▶ **What to do**
Would it be possible to write out each entry below exactly, without the pictures?

▶ **The data**

------

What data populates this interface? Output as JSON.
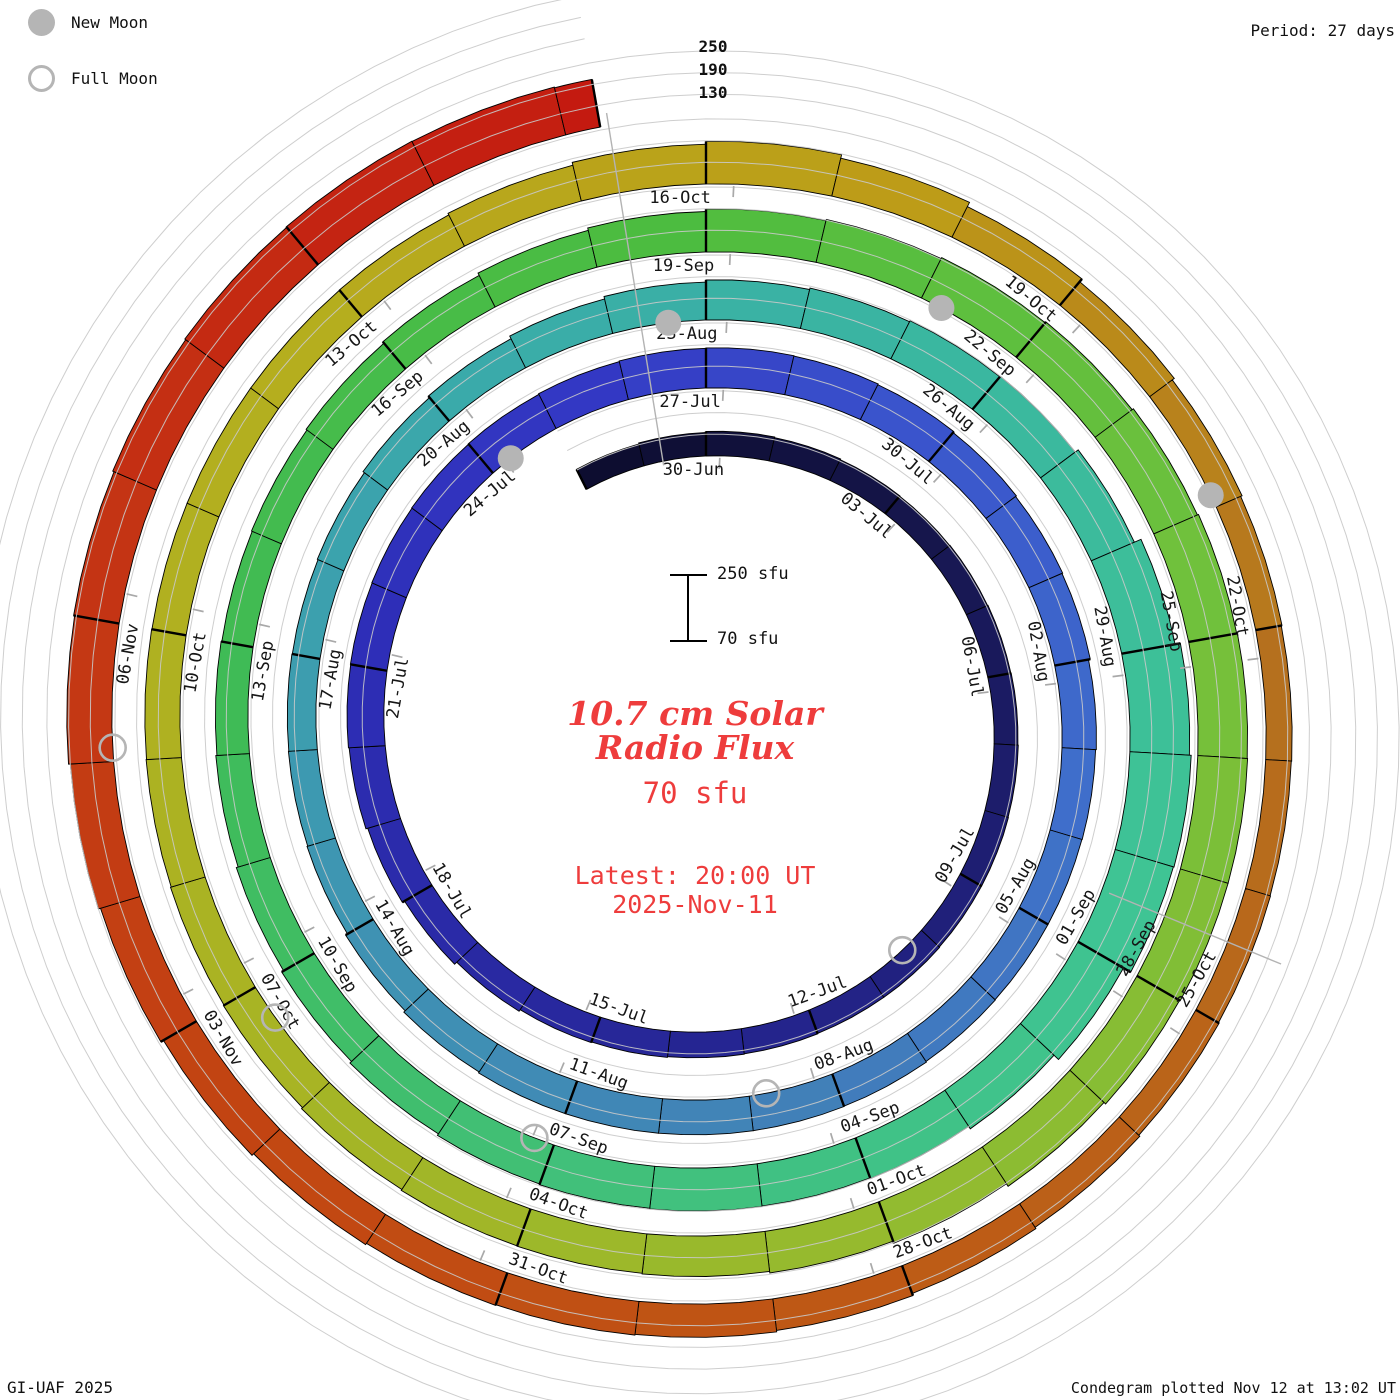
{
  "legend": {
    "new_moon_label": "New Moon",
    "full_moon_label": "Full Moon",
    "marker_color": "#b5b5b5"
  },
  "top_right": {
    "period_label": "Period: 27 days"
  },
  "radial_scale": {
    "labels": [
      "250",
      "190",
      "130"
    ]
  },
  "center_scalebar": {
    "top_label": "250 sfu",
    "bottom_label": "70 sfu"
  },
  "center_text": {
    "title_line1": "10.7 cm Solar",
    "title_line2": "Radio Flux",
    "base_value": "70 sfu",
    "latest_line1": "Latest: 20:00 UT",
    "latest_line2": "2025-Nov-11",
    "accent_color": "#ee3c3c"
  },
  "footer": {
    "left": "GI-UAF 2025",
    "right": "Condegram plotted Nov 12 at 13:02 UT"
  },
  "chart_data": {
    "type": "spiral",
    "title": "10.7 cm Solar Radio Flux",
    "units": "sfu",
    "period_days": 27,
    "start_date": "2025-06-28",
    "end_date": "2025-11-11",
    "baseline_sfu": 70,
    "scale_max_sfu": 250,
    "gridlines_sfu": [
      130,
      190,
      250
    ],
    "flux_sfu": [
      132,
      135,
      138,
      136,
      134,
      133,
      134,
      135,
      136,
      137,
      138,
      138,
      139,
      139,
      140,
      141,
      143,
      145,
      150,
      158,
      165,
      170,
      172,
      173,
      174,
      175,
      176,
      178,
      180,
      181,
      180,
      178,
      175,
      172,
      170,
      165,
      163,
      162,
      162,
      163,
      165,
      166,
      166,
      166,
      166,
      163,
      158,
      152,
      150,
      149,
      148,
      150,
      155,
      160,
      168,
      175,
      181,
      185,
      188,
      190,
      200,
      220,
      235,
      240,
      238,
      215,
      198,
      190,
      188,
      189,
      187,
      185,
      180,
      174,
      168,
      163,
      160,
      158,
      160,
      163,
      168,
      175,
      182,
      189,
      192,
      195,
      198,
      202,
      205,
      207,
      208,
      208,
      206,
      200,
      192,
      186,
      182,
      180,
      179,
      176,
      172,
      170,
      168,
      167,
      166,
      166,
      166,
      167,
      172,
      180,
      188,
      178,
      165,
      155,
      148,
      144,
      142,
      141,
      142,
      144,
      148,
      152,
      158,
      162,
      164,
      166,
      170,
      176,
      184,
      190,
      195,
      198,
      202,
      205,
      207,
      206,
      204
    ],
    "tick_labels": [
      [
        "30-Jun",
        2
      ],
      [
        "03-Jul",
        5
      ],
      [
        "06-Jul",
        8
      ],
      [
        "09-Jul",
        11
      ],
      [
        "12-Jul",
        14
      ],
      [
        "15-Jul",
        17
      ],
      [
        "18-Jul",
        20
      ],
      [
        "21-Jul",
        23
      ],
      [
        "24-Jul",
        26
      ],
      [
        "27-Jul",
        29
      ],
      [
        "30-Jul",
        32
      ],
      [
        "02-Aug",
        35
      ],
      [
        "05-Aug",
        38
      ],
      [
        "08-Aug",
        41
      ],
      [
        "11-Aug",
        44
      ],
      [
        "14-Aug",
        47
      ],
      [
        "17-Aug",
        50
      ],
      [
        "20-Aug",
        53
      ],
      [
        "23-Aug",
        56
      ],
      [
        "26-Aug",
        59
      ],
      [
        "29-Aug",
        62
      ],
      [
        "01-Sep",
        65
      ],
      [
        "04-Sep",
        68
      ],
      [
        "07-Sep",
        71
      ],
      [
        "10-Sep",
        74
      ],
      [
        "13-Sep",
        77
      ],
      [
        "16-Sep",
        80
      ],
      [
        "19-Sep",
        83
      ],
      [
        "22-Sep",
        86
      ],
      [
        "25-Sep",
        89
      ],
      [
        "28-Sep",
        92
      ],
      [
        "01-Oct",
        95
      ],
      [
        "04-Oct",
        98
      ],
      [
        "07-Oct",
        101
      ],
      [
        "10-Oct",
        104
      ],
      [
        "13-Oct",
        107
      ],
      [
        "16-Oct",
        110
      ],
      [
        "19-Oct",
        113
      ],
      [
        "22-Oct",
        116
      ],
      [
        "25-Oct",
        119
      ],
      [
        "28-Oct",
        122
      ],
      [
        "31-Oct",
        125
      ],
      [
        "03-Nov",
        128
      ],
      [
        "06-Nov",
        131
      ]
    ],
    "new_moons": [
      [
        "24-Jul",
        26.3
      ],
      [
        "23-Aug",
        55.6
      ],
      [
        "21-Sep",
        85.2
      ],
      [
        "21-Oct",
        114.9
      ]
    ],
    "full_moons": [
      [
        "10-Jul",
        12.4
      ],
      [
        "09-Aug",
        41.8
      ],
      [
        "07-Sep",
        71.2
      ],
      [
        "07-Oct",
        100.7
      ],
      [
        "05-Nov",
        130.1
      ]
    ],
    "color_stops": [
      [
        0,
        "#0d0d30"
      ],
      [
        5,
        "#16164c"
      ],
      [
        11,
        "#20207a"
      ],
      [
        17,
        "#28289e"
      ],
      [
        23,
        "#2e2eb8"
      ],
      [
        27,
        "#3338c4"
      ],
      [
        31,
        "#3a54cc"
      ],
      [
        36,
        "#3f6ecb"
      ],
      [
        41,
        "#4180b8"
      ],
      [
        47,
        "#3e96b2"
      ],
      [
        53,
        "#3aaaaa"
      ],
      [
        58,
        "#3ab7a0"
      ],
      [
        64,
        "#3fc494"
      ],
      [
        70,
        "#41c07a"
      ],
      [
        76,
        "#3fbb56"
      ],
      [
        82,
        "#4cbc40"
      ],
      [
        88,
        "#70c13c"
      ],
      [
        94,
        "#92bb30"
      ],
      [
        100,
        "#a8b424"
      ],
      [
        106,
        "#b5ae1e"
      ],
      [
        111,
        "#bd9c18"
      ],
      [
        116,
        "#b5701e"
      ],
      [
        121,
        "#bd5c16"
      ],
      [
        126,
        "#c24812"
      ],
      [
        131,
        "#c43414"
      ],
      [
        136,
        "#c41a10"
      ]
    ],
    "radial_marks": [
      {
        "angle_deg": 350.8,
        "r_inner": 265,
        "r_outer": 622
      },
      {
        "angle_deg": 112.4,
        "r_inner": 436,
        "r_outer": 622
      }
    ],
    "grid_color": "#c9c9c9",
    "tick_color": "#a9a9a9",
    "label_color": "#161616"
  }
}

------

▶ **Solution for this exercise**
What data populates this interface? Output as JSON.
{
  "legend": {
    "new_moon_label": "New Moon",
    "full_moon_label": "Full Moon",
    "marker_color": "#b5b5b5"
  },
  "top_right": {
    "period_label": "Period: 27 days"
  },
  "radial_scale": {
    "labels": [
      "250",
      "190",
      "130"
    ]
  },
  "center_scalebar": {
    "top_label": "250 sfu",
    "bottom_label": "70 sfu"
  },
  "center_text": {
    "title_line1": "10.7 cm Solar",
    "title_line2": "Radio Flux",
    "base_value": "70 sfu",
    "latest_line1": "Latest: 20:00 UT",
    "latest_line2": "2025-Nov-11",
    "accent_color": "#ee3c3c"
  },
  "footer": {
    "left": "GI-UAF 2025",
    "right": "Condegram plotted Nov 12 at 13:02 UT"
  },
  "chart_data": {
    "type": "spiral",
    "title": "10.7 cm Solar Radio Flux",
    "units": "sfu",
    "period_days": 27,
    "start_date": "2025-06-28",
    "end_date": "2025-11-11",
    "baseline_sfu": 70,
    "scale_max_sfu": 250,
    "gridlines_sfu": [
      130,
      190,
      250
    ],
    "flux_sfu": [
      132,
      135,
      138,
      136,
      134,
      133,
      134,
      135,
      136,
      137,
      138,
      138,
      139,
      139,
      140,
      141,
      143,
      145,
      150,
      158,
      165,
      170,
      172,
      173,
      174,
      175,
      176,
      178,
      180,
      181,
      180,
      178,
      175,
      172,
      170,
      165,
      163,
      162,
      162,
      163,
      165,
      166,
      166,
      166,
      166,
      163,
      158,
      152,
      150,
      149,
      148,
      150,
      155,
      160,
      168,
      175,
      181,
      185,
      188,
      190,
      200,
      220,
      235,
      240,
      238,
      215,
      198,
      190,
      188,
      189,
      187,
      185,
      180,
      174,
      168,
      163,
      160,
      158,
      160,
      163,
      168,
      175,
      182,
      189,
      192,
      195,
      198,
      202,
      205,
      207,
      208,
      208,
      206,
      200,
      192,
      186,
      182,
      180,
      179,
      176,
      172,
      170,
      168,
      167,
      166,
      166,
      166,
      167,
      172,
      180,
      188,
      178,
      165,
      155,
      148,
      144,
      142,
      141,
      142,
      144,
      148,
      152,
      158,
      162,
      164,
      166,
      170,
      176,
      184,
      190,
      195,
      198,
      202,
      205,
      207,
      206,
      204
    ],
    "tick_labels": [
      [
        "30-Jun",
        2
      ],
      [
        "03-Jul",
        5
      ],
      [
        "06-Jul",
        8
      ],
      [
        "09-Jul",
        11
      ],
      [
        "12-Jul",
        14
      ],
      [
        "15-Jul",
        17
      ],
      [
        "18-Jul",
        20
      ],
      [
        "21-Jul",
        23
      ],
      [
        "24-Jul",
        26
      ],
      [
        "27-Jul",
        29
      ],
      [
        "30-Jul",
        32
      ],
      [
        "02-Aug",
        35
      ],
      [
        "05-Aug",
        38
      ],
      [
        "08-Aug",
        41
      ],
      [
        "11-Aug",
        44
      ],
      [
        "14-Aug",
        47
      ],
      [
        "17-Aug",
        50
      ],
      [
        "20-Aug",
        53
      ],
      [
        "23-Aug",
        56
      ],
      [
        "26-Aug",
        59
      ],
      [
        "29-Aug",
        62
      ],
      [
        "01-Sep",
        65
      ],
      [
        "04-Sep",
        68
      ],
      [
        "07-Sep",
        71
      ],
      [
        "10-Sep",
        74
      ],
      [
        "13-Sep",
        77
      ],
      [
        "16-Sep",
        80
      ],
      [
        "19-Sep",
        83
      ],
      [
        "22-Sep",
        86
      ],
      [
        "25-Sep",
        89
      ],
      [
        "28-Sep",
        92
      ],
      [
        "01-Oct",
        95
      ],
      [
        "04-Oct",
        98
      ],
      [
        "07-Oct",
        101
      ],
      [
        "10-Oct",
        104
      ],
      [
        "13-Oct",
        107
      ],
      [
        "16-Oct",
        110
      ],
      [
        "19-Oct",
        113
      ],
      [
        "22-Oct",
        116
      ],
      [
        "25-Oct",
        119
      ],
      [
        "28-Oct",
        122
      ],
      [
        "31-Oct",
        125
      ],
      [
        "03-Nov",
        128
      ],
      [
        "06-Nov",
        131
      ]
    ],
    "new_moons": [
      [
        "24-Jul",
        26.3
      ],
      [
        "23-Aug",
        55.6
      ],
      [
        "21-Sep",
        85.2
      ],
      [
        "21-Oct",
        114.9
      ]
    ],
    "full_moons": [
      [
        "10-Jul",
        12.4
      ],
      [
        "09-Aug",
        41.8
      ],
      [
        "07-Sep",
        71.2
      ],
      [
        "07-Oct",
        100.7
      ],
      [
        "05-Nov",
        130.1
      ]
    ],
    "color_stops": [
      [
        0,
        "#0d0d30"
      ],
      [
        5,
        "#16164c"
      ],
      [
        11,
        "#20207a"
      ],
      [
        17,
        "#28289e"
      ],
      [
        23,
        "#2e2eb8"
      ],
      [
        27,
        "#3338c4"
      ],
      [
        31,
        "#3a54cc"
      ],
      [
        36,
        "#3f6ecb"
      ],
      [
        41,
        "#4180b8"
      ],
      [
        47,
        "#3e96b2"
      ],
      [
        53,
        "#3aaaaa"
      ],
      [
        58,
        "#3ab7a0"
      ],
      [
        64,
        "#3fc494"
      ],
      [
        70,
        "#41c07a"
      ],
      [
        76,
        "#3fbb56"
      ],
      [
        82,
        "#4cbc40"
      ],
      [
        88,
        "#70c13c"
      ],
      [
        94,
        "#92bb30"
      ],
      [
        100,
        "#a8b424"
      ],
      [
        106,
        "#b5ae1e"
      ],
      [
        111,
        "#bd9c18"
      ],
      [
        116,
        "#b5701e"
      ],
      [
        121,
        "#bd5c16"
      ],
      [
        126,
        "#c24812"
      ],
      [
        131,
        "#c43414"
      ],
      [
        136,
        "#c41a10"
      ]
    ],
    "radial_marks": [
      {
        "angle_deg": 350.8,
        "r_inner": 265,
        "r_outer": 622
      },
      {
        "angle_deg": 112.4,
        "r_inner": 436,
        "r_outer": 622
      }
    ],
    "grid_color": "#c9c9c9",
    "tick_color": "#a9a9a9",
    "label_color": "#161616"
  }
}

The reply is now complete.